## Aim of the exercise
Go through the records below line by line. Count the lines with "Heller" and give the count alone.

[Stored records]
╔══

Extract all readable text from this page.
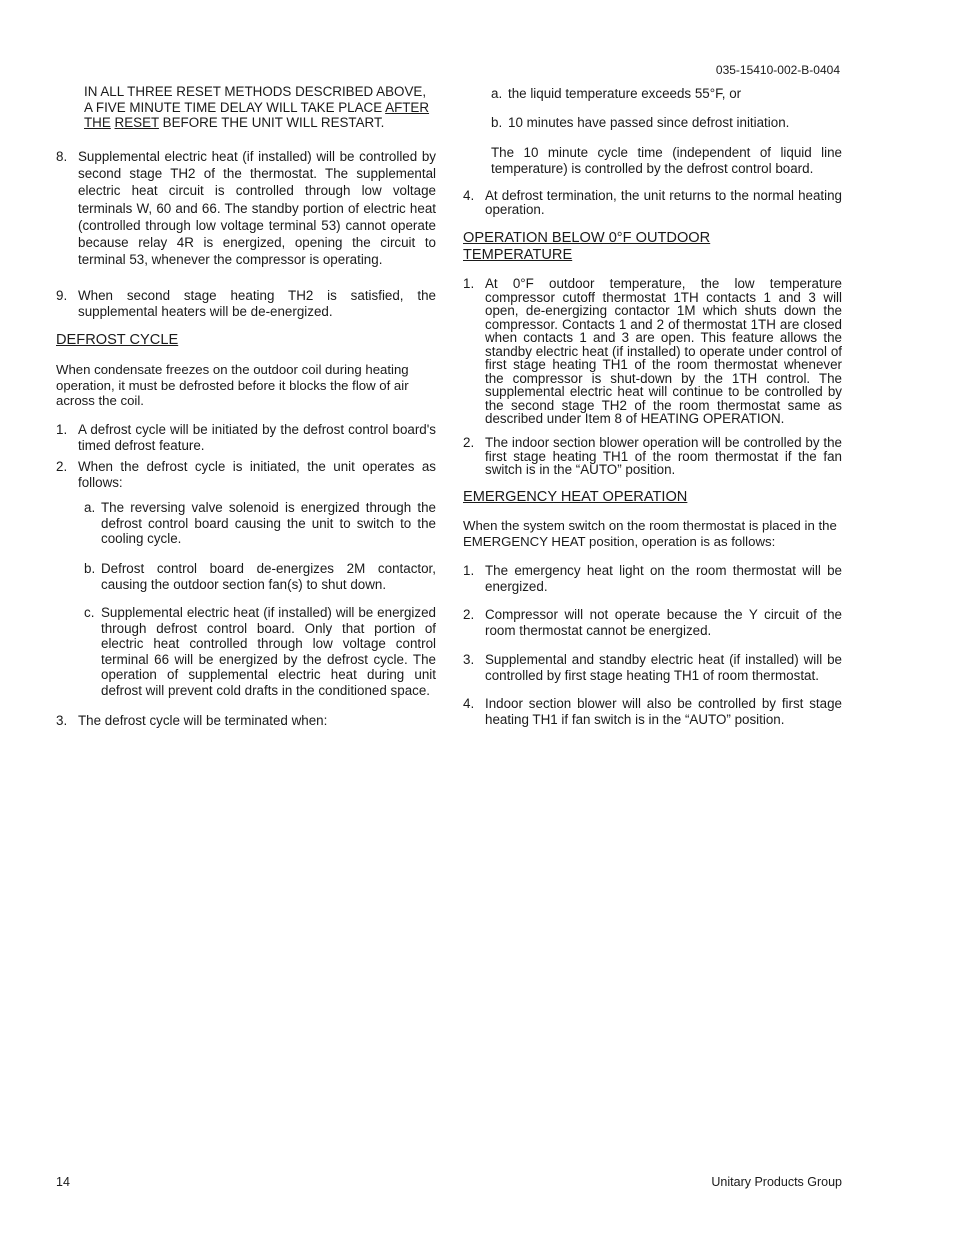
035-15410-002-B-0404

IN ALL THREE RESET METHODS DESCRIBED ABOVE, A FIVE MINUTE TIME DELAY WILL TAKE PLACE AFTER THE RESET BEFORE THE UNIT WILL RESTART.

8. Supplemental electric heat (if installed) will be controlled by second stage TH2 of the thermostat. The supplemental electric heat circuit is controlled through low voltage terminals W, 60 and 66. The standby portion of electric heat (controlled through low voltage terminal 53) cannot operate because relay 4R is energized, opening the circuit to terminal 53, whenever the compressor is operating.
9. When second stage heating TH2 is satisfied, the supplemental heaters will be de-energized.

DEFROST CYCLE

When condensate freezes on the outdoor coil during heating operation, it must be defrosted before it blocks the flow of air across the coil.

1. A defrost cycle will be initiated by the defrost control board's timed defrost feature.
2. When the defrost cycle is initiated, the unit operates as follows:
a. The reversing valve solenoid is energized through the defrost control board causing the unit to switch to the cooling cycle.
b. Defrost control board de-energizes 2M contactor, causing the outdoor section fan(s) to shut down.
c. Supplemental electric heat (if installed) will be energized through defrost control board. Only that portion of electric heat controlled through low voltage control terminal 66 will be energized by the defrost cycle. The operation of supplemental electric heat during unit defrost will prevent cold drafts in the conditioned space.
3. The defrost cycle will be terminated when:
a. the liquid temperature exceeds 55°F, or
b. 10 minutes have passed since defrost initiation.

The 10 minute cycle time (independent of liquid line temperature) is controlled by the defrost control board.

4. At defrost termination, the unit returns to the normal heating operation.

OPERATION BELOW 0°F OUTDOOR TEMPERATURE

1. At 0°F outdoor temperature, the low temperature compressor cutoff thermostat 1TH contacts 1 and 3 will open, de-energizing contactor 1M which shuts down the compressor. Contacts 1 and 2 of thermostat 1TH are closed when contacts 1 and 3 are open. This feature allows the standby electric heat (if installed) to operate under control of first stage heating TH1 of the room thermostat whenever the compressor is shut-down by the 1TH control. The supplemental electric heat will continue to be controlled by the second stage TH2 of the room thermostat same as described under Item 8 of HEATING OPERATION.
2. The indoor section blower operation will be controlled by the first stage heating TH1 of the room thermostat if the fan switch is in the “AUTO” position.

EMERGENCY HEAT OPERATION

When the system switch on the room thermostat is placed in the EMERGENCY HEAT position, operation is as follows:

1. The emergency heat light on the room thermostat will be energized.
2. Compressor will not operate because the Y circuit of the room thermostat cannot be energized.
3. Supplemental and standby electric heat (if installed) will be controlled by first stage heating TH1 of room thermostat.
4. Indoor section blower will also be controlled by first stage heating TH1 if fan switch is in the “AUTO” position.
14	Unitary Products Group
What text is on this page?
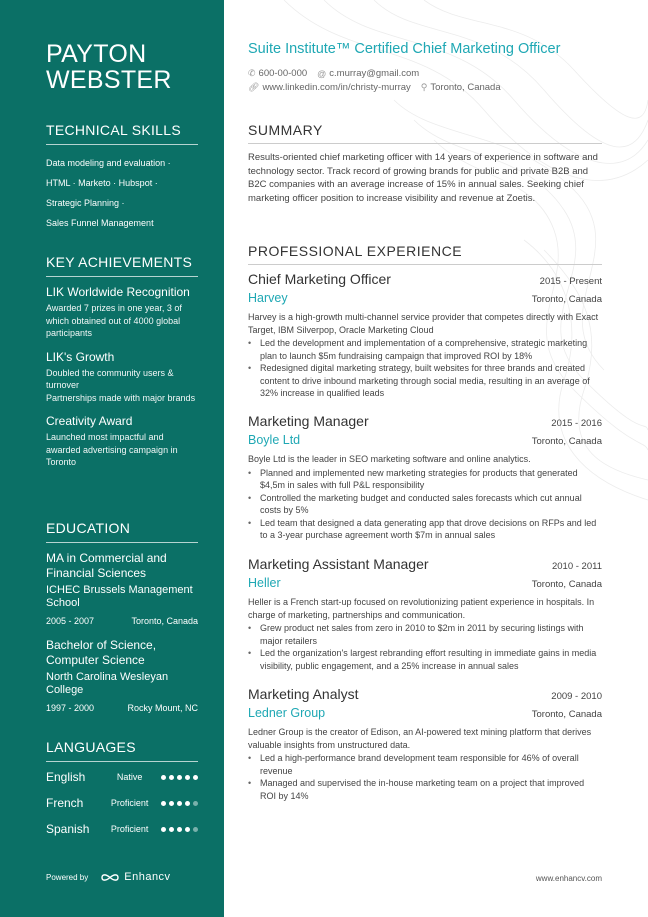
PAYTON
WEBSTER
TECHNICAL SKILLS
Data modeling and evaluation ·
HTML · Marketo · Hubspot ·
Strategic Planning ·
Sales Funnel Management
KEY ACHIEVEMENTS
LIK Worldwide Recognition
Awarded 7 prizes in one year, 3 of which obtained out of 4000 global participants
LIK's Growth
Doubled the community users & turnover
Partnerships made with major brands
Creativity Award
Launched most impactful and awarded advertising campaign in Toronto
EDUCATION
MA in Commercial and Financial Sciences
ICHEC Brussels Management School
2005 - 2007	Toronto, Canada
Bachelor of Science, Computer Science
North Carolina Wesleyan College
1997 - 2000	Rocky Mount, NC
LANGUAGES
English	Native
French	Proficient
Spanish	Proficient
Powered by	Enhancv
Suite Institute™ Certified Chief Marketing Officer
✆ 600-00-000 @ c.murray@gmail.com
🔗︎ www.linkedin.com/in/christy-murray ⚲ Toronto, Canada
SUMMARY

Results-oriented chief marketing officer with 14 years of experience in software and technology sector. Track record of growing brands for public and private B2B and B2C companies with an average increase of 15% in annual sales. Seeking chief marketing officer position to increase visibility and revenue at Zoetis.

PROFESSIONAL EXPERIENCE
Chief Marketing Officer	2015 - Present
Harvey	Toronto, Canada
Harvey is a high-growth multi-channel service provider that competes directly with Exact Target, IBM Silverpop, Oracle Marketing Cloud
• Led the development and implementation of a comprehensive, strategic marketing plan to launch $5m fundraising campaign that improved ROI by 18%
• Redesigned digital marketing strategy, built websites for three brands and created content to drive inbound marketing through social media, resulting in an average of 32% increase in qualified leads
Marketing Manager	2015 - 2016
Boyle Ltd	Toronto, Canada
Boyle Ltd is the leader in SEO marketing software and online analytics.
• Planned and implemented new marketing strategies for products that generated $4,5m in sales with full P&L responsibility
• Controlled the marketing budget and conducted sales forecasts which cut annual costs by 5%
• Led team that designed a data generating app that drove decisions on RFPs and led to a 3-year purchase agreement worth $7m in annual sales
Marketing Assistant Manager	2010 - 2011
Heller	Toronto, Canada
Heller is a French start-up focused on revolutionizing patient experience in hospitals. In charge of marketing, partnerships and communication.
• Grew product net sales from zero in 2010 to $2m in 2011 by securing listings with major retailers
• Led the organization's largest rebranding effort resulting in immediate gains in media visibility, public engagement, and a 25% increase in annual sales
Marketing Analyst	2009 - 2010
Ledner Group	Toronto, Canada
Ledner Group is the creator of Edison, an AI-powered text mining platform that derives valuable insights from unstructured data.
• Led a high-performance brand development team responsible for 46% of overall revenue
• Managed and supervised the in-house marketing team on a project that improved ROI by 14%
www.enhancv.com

╚══
╔══

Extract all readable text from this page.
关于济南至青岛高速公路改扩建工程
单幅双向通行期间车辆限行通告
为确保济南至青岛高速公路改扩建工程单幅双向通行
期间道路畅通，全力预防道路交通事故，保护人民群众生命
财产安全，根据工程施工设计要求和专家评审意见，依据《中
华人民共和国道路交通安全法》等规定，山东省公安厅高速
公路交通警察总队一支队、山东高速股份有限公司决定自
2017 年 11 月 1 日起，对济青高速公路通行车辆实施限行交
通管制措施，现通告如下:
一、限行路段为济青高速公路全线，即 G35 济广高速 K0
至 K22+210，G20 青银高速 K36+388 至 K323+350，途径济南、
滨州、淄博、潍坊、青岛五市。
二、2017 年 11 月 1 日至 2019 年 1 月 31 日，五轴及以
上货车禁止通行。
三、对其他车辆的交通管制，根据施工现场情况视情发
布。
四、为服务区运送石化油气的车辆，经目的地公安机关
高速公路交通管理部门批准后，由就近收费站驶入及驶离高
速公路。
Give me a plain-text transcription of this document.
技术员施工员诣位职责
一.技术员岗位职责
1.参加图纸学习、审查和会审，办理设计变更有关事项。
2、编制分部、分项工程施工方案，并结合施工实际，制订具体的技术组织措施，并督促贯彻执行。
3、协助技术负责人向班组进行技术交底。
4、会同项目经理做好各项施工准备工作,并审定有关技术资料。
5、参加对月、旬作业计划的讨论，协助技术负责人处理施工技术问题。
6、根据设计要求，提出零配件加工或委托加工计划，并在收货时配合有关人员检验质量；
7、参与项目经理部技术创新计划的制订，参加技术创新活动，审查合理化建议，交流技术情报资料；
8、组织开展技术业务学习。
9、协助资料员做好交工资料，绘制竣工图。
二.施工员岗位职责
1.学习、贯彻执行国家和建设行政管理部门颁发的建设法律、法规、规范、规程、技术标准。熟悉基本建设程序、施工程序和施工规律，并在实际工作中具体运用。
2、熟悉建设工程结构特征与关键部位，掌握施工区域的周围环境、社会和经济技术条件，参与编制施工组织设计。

╚══
╔══

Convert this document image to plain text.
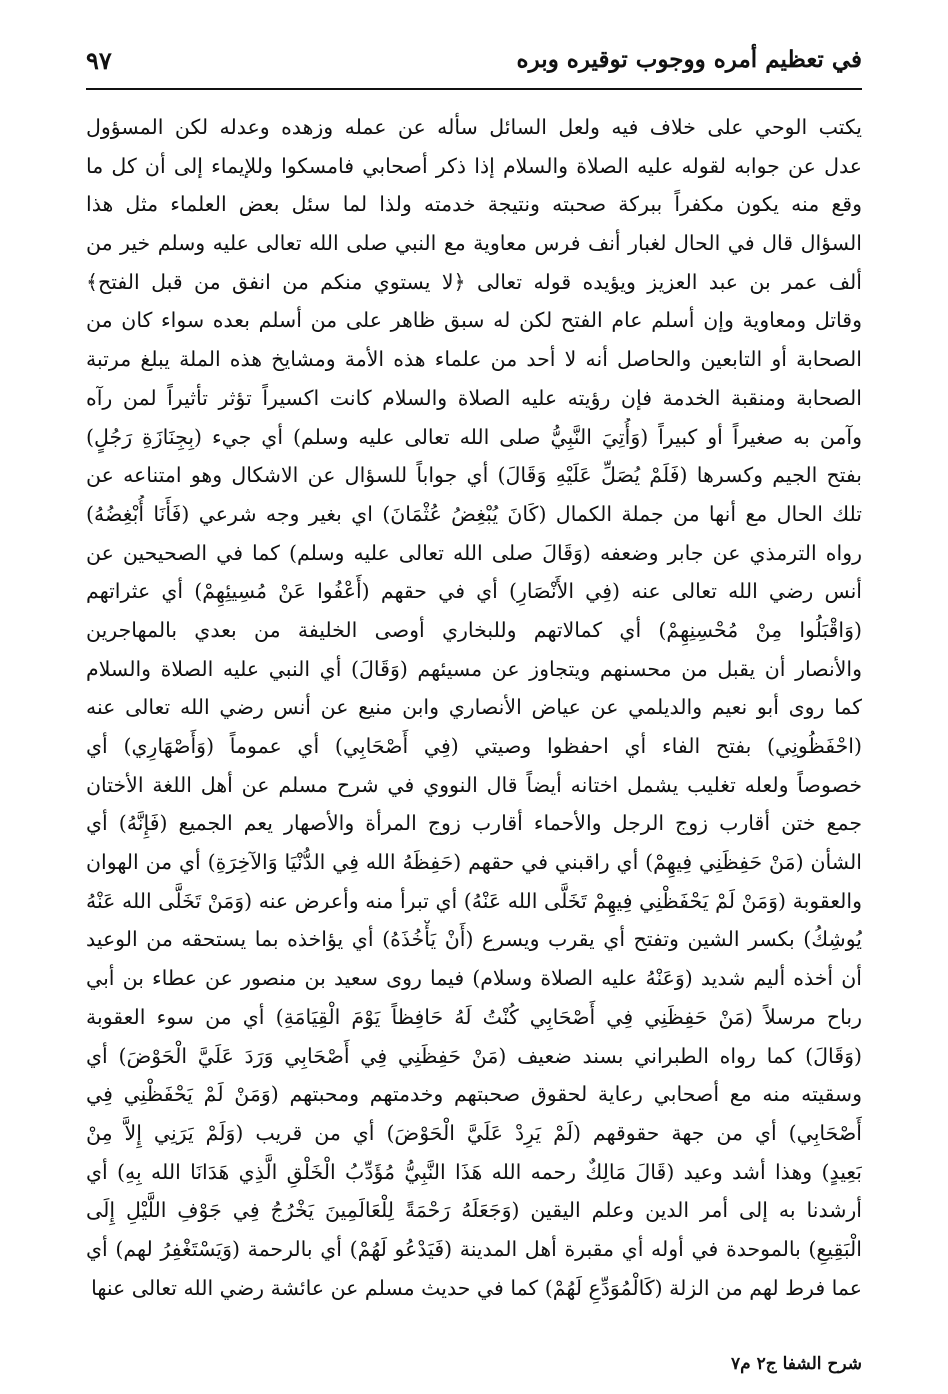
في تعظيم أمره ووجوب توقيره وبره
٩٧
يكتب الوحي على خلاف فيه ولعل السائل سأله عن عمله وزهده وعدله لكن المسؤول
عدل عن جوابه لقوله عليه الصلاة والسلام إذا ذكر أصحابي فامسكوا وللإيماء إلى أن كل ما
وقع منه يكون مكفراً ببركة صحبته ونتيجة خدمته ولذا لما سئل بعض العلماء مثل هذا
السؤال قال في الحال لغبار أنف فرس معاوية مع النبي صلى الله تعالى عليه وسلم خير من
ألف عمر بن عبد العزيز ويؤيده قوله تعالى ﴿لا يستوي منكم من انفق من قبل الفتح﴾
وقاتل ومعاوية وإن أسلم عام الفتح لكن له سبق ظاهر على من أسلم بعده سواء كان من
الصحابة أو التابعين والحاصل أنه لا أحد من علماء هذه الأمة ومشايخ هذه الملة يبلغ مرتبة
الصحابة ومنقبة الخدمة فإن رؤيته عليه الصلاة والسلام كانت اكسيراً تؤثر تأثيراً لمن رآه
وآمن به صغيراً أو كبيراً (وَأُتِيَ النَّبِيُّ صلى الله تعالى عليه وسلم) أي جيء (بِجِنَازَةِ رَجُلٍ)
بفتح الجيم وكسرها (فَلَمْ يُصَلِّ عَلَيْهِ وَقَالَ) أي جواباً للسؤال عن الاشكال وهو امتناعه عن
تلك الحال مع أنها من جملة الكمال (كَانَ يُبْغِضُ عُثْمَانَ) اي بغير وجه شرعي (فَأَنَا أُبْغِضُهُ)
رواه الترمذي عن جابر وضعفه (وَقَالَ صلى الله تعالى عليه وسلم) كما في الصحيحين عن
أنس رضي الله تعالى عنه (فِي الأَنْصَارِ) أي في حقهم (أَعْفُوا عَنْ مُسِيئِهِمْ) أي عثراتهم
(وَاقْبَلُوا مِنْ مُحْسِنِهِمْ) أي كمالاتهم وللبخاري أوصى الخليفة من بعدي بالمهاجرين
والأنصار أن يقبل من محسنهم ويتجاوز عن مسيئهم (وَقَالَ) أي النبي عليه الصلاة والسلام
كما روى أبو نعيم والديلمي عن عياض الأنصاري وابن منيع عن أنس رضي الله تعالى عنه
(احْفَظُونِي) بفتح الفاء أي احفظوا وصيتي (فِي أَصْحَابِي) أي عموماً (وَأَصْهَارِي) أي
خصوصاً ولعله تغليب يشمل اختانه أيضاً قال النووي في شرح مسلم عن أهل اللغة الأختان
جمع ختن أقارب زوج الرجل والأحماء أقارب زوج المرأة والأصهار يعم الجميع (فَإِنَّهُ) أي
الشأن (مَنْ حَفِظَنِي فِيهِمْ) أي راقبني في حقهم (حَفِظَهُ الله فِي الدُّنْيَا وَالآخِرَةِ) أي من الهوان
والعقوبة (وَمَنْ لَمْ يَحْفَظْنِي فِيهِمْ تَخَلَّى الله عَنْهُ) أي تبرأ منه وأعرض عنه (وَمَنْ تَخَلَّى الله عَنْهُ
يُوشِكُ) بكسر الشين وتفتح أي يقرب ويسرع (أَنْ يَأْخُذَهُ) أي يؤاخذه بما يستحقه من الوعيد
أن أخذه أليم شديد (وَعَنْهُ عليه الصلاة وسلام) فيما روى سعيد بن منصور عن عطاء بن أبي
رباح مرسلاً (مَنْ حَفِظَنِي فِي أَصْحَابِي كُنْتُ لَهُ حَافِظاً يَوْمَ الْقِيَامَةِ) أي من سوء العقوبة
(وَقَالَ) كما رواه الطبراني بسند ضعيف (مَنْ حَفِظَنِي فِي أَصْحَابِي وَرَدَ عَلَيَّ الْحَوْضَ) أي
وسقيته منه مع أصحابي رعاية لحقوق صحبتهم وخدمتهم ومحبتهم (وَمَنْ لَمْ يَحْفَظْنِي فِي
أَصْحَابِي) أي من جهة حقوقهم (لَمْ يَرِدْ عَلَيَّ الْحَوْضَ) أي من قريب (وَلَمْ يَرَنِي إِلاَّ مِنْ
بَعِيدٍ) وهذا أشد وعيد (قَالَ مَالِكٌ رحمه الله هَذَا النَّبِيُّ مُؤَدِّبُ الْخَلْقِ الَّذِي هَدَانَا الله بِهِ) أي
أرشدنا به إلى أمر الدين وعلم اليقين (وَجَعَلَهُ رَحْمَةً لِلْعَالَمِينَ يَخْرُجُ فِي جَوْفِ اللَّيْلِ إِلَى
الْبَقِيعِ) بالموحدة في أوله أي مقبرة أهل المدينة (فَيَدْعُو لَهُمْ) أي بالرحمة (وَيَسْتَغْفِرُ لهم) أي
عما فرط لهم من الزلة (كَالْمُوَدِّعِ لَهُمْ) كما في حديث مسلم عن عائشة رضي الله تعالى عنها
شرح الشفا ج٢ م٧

╚══

## Expected answer
2